### WRITTEN EXERCISE
Gather each line of the records where "charters" appears.

### Stored data entries
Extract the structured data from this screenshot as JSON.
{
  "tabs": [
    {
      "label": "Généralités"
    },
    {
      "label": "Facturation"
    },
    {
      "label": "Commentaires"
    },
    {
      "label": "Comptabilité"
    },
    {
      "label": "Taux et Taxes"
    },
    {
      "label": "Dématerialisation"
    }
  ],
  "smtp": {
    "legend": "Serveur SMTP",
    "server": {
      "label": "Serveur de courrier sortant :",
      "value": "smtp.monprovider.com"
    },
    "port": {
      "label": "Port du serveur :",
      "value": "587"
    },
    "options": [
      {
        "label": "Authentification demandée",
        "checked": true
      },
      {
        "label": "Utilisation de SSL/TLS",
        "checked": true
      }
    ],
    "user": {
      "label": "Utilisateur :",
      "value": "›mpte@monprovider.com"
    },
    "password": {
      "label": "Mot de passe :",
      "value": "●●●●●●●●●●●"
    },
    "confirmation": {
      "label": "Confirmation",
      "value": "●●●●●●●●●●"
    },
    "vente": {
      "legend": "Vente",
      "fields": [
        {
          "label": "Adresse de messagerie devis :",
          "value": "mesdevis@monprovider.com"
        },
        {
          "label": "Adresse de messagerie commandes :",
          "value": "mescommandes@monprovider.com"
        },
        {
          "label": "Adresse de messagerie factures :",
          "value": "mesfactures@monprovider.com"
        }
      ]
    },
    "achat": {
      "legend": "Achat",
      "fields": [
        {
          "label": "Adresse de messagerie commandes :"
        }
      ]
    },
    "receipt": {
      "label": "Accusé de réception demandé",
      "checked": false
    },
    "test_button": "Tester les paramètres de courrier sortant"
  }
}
...
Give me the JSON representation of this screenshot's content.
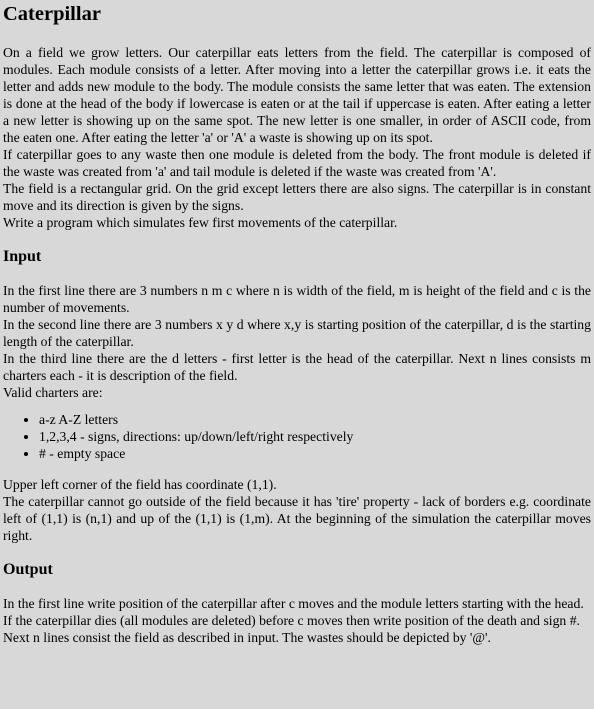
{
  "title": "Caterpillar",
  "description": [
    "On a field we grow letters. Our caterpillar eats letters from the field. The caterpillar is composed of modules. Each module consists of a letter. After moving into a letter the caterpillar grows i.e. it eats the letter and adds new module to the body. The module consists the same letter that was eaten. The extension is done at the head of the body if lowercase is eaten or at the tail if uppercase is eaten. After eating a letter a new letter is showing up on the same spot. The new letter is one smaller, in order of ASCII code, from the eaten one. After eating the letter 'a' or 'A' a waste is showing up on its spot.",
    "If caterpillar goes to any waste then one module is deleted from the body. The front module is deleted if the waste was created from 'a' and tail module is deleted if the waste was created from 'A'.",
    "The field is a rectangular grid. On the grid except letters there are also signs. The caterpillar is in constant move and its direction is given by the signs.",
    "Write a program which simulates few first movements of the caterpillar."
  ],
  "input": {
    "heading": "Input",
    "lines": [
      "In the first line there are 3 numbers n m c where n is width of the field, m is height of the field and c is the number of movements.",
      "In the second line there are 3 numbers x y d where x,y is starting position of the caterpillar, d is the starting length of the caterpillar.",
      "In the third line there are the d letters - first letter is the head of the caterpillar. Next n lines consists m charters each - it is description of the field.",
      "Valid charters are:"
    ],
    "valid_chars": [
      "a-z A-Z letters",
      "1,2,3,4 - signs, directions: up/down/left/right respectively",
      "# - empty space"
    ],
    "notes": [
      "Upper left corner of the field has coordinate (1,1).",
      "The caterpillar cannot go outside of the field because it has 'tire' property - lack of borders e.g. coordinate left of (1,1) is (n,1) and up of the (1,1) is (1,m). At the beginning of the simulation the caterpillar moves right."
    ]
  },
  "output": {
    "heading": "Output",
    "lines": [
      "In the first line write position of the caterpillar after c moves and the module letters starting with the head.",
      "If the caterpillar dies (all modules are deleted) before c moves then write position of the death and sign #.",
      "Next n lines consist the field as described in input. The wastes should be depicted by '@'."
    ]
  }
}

### COMPLETE ANSWER
      "In the third line there are the d letters - first letter is the head of the caterpillar. Next n lines consists m charters each - it is description of the field.",
      "Valid charters are:"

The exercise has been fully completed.